* [Exercise directions]:
Write out word for word everything in the discussion on automating care work, from "Well, using science" down to "and psychological support.".

* [Extract provided]:
───

Well, using science we could construct a study where a large scale community has many services pro died by humans vs another large community where many services are provided by automatons. We could look at the strengths and weaknesses of both and maximize human happiness and well-being.

The result could be as simple as machines just fill in gaps for when were tired, moody or on vacation. We could optimize for min usage of automatons, and target low performers for educational opportunities and psychological support.

I much rather have window cleaning and fixing road pavement automated than looking after my kids and the elderly. I doubt that the machine or robot will be able to convey the empathy required for people interaction.
Nope, not going to agree on that one.

The robot is not going to molest my kids and the elderly. The Robot will not cough tuberculosis spores onto them, will not touch their food after picking a nose or wiping an ass (both of which the robot lacks), and will not brush them with herpes sores. When the robot dies, an exact replacement can be had. The robot will never decide to kill out of frustration, religious fervor, or revenge. The robot will not steal.

But those are jobs where personal contact matters, and that's not easily automated. By all means automate the hard/annoying/disgusting parts that can be automated, but still add people for the personal touch.

Today, due to the low amount of money we're willing to spend on care, and the high demands and pressure on the people providing that care, people who care for elderly and sick people often don't have the time for personal contact, often to their own frustration. So let's automate everything else so people have more time for real contact.

I think you're dramatically underestimating the cost of providing personal care. It's incredibly expensive because it's so labour intensive, and as you point out it's the personal part of that which matters, which makes the costs so hard to reduce.
I'm not underestimating the cost at all. The people in control of those budgets underestimate the importance of personal contact.
I think iain bank's "the culture" novels explore this future in depth quite well. I will not spoil it but the basic idea is "games" - people will just be able to play all the games they want and compete with one anoher without the need to survive.
Also, there is absolutely no abuse of power in Banks' society. This would certainly be a problem in a fully-automated capitalist society. I think Banks is a great inspiration, but it is not a world we will get by default. It needs active political effort.
This is abuse of power in these books, sometimes even quite blatant. Player of Games has probably the best example, since it has blackmail and extortion of a Culture citizen by an AI, with the help of a ship's Mind. Not to mention cheating at a board game.

That said, the Culture does seem like it would be a nice place to live, over all.

───

* [Data]:
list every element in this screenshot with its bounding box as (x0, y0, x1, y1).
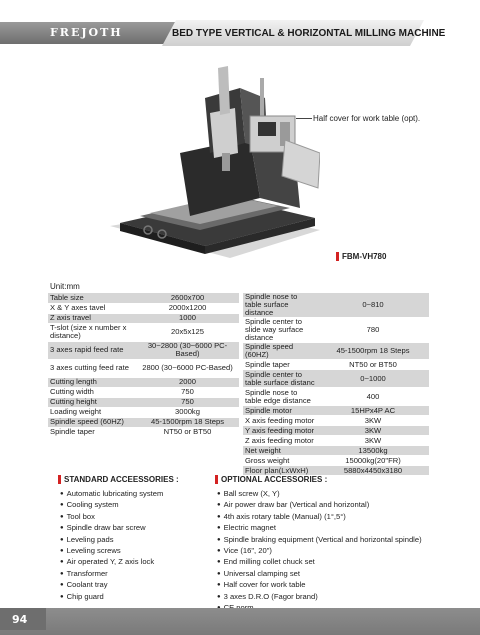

───

* [Response to this exercise]:
Well, using science we could construct a study where a large scale community has many services pro died by humans vs another large community where many services are provided by automatons. We could look at the strengths and weaknesses of both and maximize human happiness and well-being.

The result could be as simple as machines just fill in gaps for when were tired, moody or on vacation. We could optimize for min usage of automatons, and target low performers for educational opportunities and psychological support.